▸ **SHORT TASK**: Extract all lines in the data that contain the word "Whatsapp".

▸ **ENTRIES PROVIDED**:
==========

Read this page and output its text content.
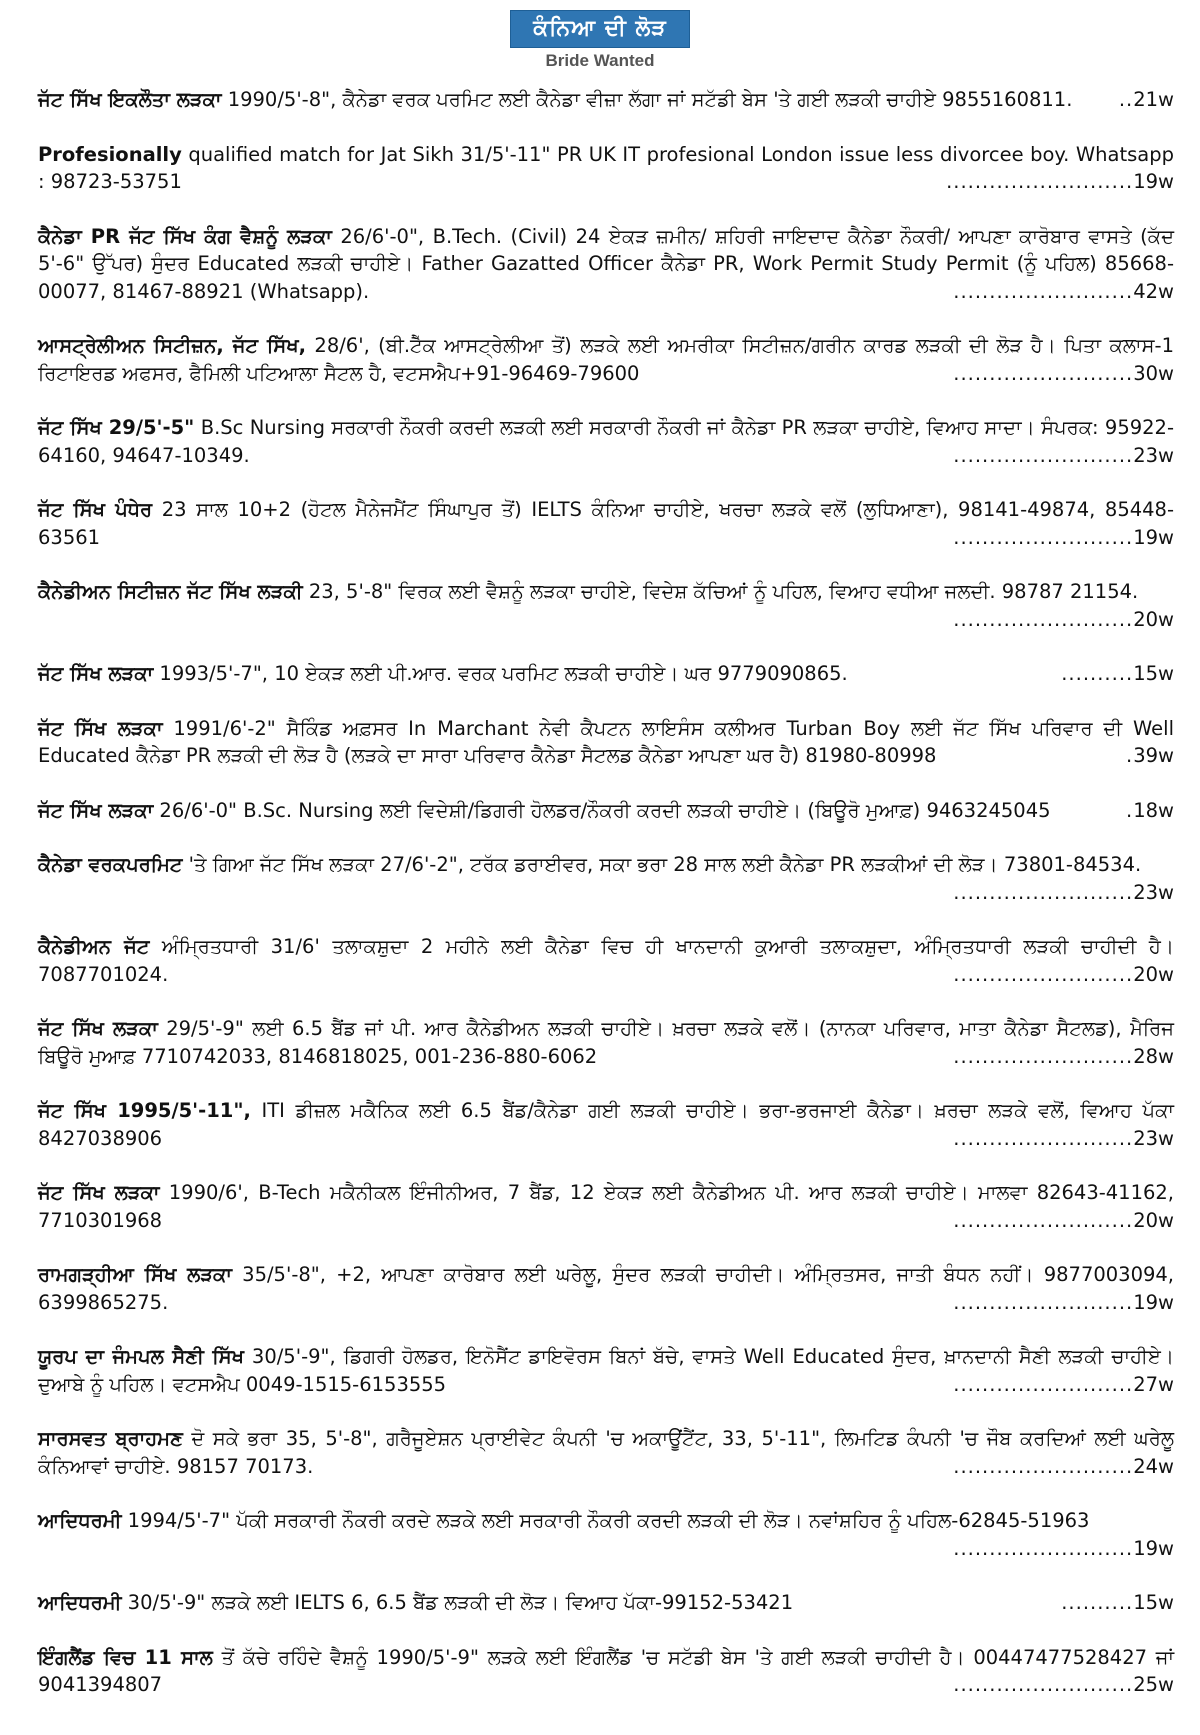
ਕੰਨਿਆ ਦੀ ਲੋੜ
Bride Wanted
ਜੱਟ ਸਿੱਖ ਇਕਲੌਤਾ ਲੜਕਾ 1990/5'-8", ਕੈਨੇਡਾ ਵਰਕ ਪਰਮਿਟ ਲਈ ਕੈਨੇਡਾ ਵੀਜ਼ਾ ਲੱਗਾ ਜਾਂ ਸਟੱਡੀ ਬੇਸ 'ਤੇ ਗਈ ਲੜਕੀ ਚਾਹੀਏ 9855160811. ..21w
Profesionally qualified match for Jat Sikh 31/5'-11" PR UK IT profesional London issue less divorcee boy. Whatsapp : 98723-53751	..........................19w
ਕੈਨੇਡਾ PR ਜੱਟ ਸਿੱਖ ਕੰਗ ਵੈਸ਼ਨੂੰ ਲੜਕਾ 26/6'-0", B.Tech. (Civil) 24 ਏਕੜ ਜ਼ਮੀਨ/ ਸ਼ਹਿਰੀ ਜਾਇਦਾਦ ਕੈਨੇਡਾ ਨੌਕਰੀ/ ਆਪਣਾ ਕਾਰੋਬਾਰ ਵਾਸਤੇ (ਕੱਦ 5'-6" ਉੱਪਰ) ਸੁੰਦਰ Educated ਲੜਕੀ ਚਾਹੀਏ। Father Gazatted Officer ਕੈਨੇਡਾ PR, Work Permit Study Permit (ਨੂੰ ਪਹਿਲ) 85668-00077, 81467-88921 (Whatsapp).	.........................42w
ਆਸਟ੍ਰੇਲੀਅਨ ਸਿਟੀਜ਼ਨ, ਜੱਟ ਸਿੱਖ, 28/6', (ਬੀ.ਟੈੱਕ ਆਸਟ੍ਰੇਲੀਆ ਤੋਂ) ਲੜਕੇ ਲਈ ਅਮਰੀਕਾ ਸਿਟੀਜ਼ਨ/ਗਰੀਨ ਕਾਰਡ ਲੜਕੀ ਦੀ ਲੋੜ ਹੈ। ਪਿਤਾ ਕਲਾਸ-1 ਰਿਟਾਇਰਡ ਅਫਸਰ, ਫੈਮਿਲੀ ਪਟਿਆਲਾ ਸੈਟਲ ਹੈ, ਵਟਸਐਪ+91-96469-79600	.........................30w
ਜੱਟ ਸਿੱਖ 29/5'-5" B.Sc Nursing ਸਰਕਾਰੀ ਨੌਕਰੀ ਕਰਦੀ ਲੜਕੀ ਲਈ ਸਰਕਾਰੀ ਨੌਕਰੀ ਜਾਂ ਕੈਨੇਡਾ PR ਲੜਕਾ ਚਾਹੀਏ, ਵਿਆਹ ਸਾਦਾ। ਸੰਪਰਕ: 95922-64160, 94647-10349.	.........................23w
ਜੱਟ ਸਿੱਖ ਪੰਧੇਰ 23 ਸਾਲ 10+2 (ਹੋਟਲ ਮੈਨੇਜਮੈਂਟ ਸਿੰਘਾਪੁਰ ਤੋਂ) IELTS ਕੰਨਿਆ ਚਾਹੀਏ, ਖਰਚਾ ਲੜਕੇ ਵਲੋਂ (ਲੁਧਿਆਣਾ), 98141-49874, 85448-63561	.........................19w
ਕੈਨੇਡੀਅਨ ਸਿਟੀਜ਼ਨ ਜੱਟ ਸਿੱਖ ਲੜਕੀ 23, 5'-8" ਵਿਰਕ ਲਈ ਵੈਸ਼ਨੂੰ ਲੜਕਾ ਚਾਹੀਏ, ਵਿਦੇਸ਼ ਕੱਚਿਆਂ ਨੂੰ ਪਹਿਲ, ਵਿਆਹ ਵਧੀਆ ਜਲਦੀ. 98787 21154.
.........................20w
ਜੱਟ ਸਿੱਖ ਲੜਕਾ 1993/5'-7", 10 ਏਕੜ ਲਈ ਪੀ.ਆਰ. ਵਰਕ ਪਰਮਿਟ ਲੜਕੀ ਚਾਹੀਏ। ਘਰ 9779090865.	..........15w
ਜੱਟ ਸਿੱਖ ਲੜਕਾ 1991/6'-2" ਸੈਕਿੰਡ ਅਫ਼ਸਰ In Marchant ਨੇਵੀ ਕੈਪਟਨ ਲਾਇਸੰਸ ਕਲੀਅਰ Turban Boy ਲਈ ਜੱਟ ਸਿੱਖ ਪਰਿਵਾਰ ਦੀ Well Educated ਕੈਨੇਡਾ PR ਲੜਕੀ ਦੀ ਲੋੜ ਹੈ (ਲੜਕੇ ਦਾ ਸਾਰਾ ਪਰਿਵਾਰ ਕੈਨੇਡਾ ਸੈਟਲਡ ਕੈਨੇਡਾ ਆਪਣਾ ਘਰ ਹੈ) 81980-80998	.39w
ਜੱਟ ਸਿੱਖ ਲੜਕਾ 26/6'-0" B.Sc. Nursing ਲਈ ਵਿਦੇਸ਼ੀ/ਡਿਗਰੀ ਹੋਲਡਰ/ਨੌਕਰੀ ਕਰਦੀ ਲੜਕੀ ਚਾਹੀਏ। (ਬਿਊਰੋ ਮੁਆਫ਼) 9463245045	.18w
ਕੈਨੇਡਾ ਵਰਕਪਰਮਿਟ 'ਤੇ ਗਿਆ ਜੱਟ ਸਿੱਖ ਲੜਕਾ 27/6'-2", ਟਰੱਕ ਡਰਾਈਵਰ, ਸਕਾ ਭਰਾ 28 ਸਾਲ ਲਈ ਕੈਨੇਡਾ PR ਲੜਕੀਆਂ ਦੀ ਲੋੜ। 73801-84534.
.........................23w
ਕੈਨੇਡੀਅਨ ਜੱਟ ਅੰਮ੍ਰਿਤਧਾਰੀ 31/6' ਤਲਾਕਸ਼ੁਦਾ 2 ਮਹੀਨੇ ਲਈ ਕੈਨੇਡਾ ਵਿਚ ਹੀ ਖਾਨਦਾਨੀ ਕੁਆਰੀ ਤਲਾਕਸ਼ੁਦਾ, ਅੰਮ੍ਰਿਤਧਾਰੀ ਲੜਕੀ ਚਾਹੀਦੀ ਹੈ। 7087701024.	.........................20w
ਜੱਟ ਸਿੱਖ ਲੜਕਾ 29/5'-9" ਲਈ 6.5 ਬੈਂਡ ਜਾਂ ਪੀ. ਆਰ ਕੈਨੇਡੀਅਨ ਲੜਕੀ ਚਾਹੀਏ। ਖ਼ਰਚਾ ਲੜਕੇ ਵਲੋਂ। (ਨਾਨਕਾ ਪਰਿਵਾਰ, ਮਾਤਾ ਕੈਨੇਡਾ ਸੈਟਲਡ), ਮੈਰਿਜ ਬਿਊਰੋ ਮੁਆਫ਼ 7710742033, 8146818025, 001-236-880-6062	.........................28w
ਜੱਟ ਸਿੱਖ 1995/5'-11", ITI ਡੀਜ਼ਲ ਮਕੈਨਿਕ ਲਈ 6.5 ਬੈਂਡ/ਕੈਨੇਡਾ ਗਈ ਲੜਕੀ ਚਾਹੀਏ। ਭਰਾ-ਭਰਜਾਈ ਕੈਨੇਡਾ। ਖ਼ਰਚਾ ਲੜਕੇ ਵਲੋਂ, ਵਿਆਹ ਪੱਕਾ 8427038906	.........................23w
ਜੱਟ ਸਿੱਖ ਲੜਕਾ 1990/6', B-Tech ਮਕੈਨੀਕਲ ਇੰਜੀਨੀਅਰ, 7 ਬੈਂਡ, 12 ਏਕੜ ਲਈ ਕੈਨੇਡੀਅਨ ਪੀ. ਆਰ ਲੜਕੀ ਚਾਹੀਏ। ਮਾਲਵਾ 82643-41162, 7710301968	.........................20w
ਰਾਮਗੜ੍ਹੀਆ ਸਿੱਖ ਲੜਕਾ 35/5'-8", +2, ਆਪਣਾ ਕਾਰੋਬਾਰ ਲਈ ਘਰੇਲੂ, ਸੁੰਦਰ ਲੜਕੀ ਚਾਹੀਦੀ। ਅੰਮ੍ਰਿਤਸਰ, ਜਾਤੀ ਬੰਧਨ ਨਹੀਂ। 9877003094, 6399865275.	.........................19w
ਯੂਰਪ ਦਾ ਜੰਮਪਲ ਸੈਣੀ ਸਿੱਖ 30/5'-9", ਡਿਗਰੀ ਹੋਲਡਰ, ਇਨੋਸੈਂਟ ਡਾਇਵੋਰਸ ਬਿਨਾਂ ਬੱਚੇ, ਵਾਸਤੇ Well Educated ਸੁੰਦਰ, ਖ਼ਾਨਦਾਨੀ ਸੈਣੀ ਲੜਕੀ ਚਾਹੀਏ। ਦੁਆਬੇ ਨੂੰ ਪਹਿਲ। ਵਟਸਐਪ 0049-1515-6153555	.........................27w
ਸਾਰਸਵਤ ਬ੍ਰਾਹਮਣ ਦੋ ਸਕੇ ਭਰਾ 35, 5'-8", ਗਰੈਜੂਏਸ਼ਨ ਪ੍ਰਾਈਵੇਟ ਕੰਪਨੀ 'ਚ ਅਕਾਊਂਟੈਂਟ, 33, 5'-11", ਲਿਮਟਿਡ ਕੰਪਨੀ 'ਚ ਜੌਬ ਕਰਦਿਆਂ ਲਈ ਘਰੇਲੂ ਕੰਨਿਆਵਾਂ ਚਾਹੀਏ. 98157 70173.	.........................24w
ਆਦਿਧਰਮੀ 1994/5'-7" ਪੱਕੀ ਸਰਕਾਰੀ ਨੌਕਰੀ ਕਰਦੇ ਲੜਕੇ ਲਈ ਸਰਕਾਰੀ ਨੌਕਰੀ ਕਰਦੀ ਲੜਕੀ ਦੀ ਲੋੜ। ਨਵਾਂਸ਼ਹਿਰ ਨੂੰ ਪਹਿਲ-62845-51963
.........................19w
ਆਦਿਧਰਮੀ 30/5'-9" ਲੜਕੇ ਲਈ IELTS 6, 6.5 ਬੈਂਡ ਲੜਕੀ ਦੀ ਲੋੜ। ਵਿਆਹ ਪੱਕਾ-99152-53421	..........15w
ਇੰਗਲੈਂਡ ਵਿਚ 11 ਸਾਲ ਤੋਂ ਕੱਚੇ ਰਹਿੰਦੇ ਵੈਸ਼ਨੂੰ 1990/5'-9" ਲੜਕੇ ਲਈ ਇੰਗਲੈਂਡ 'ਚ ਸਟੱਡੀ ਬੇਸ 'ਤੇ ਗਈ ਲੜਕੀ ਚਾਹੀਦੀ ਹੈ। 00447477528427 ਜਾਂ 9041394807	.........................25w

==========

▸ **WRITTEN ANSWER**:
Profesionally qualified match for Jat Sikh 31/5'-11" PR UK IT profesional London issue less divorcee boy. Whatsapp : 98723-53751	..........................19w
ਕੈਨੇਡਾ PR ਜੱਟ ਸਿੱਖ ਕੰਗ ਵੈਸ਼ਨੂੰ ਲੜਕਾ 26/6'-0", B.Tech. (Civil) 24 ਏਕੜ ਜ਼ਮੀਨ/ ਸ਼ਹਿਰੀ ਜਾਇਦਾਦ ਕੈਨੇਡਾ ਨੌਕਰੀ/ ਆਪਣਾ ਕਾਰੋਬਾਰ ਵਾਸਤੇ (ਕੱਦ 5'-6" ਉੱਪਰ) ਸੁੰਦਰ Educated ਲੜਕੀ ਚਾਹੀਏ। Father Gazatted Officer ਕੈਨੇਡਾ PR, Work Permit Study Permit (ਨੂੰ ਪਹਿਲ) 85668-00077, 81467-88921 (Whatsapp).	.........................42w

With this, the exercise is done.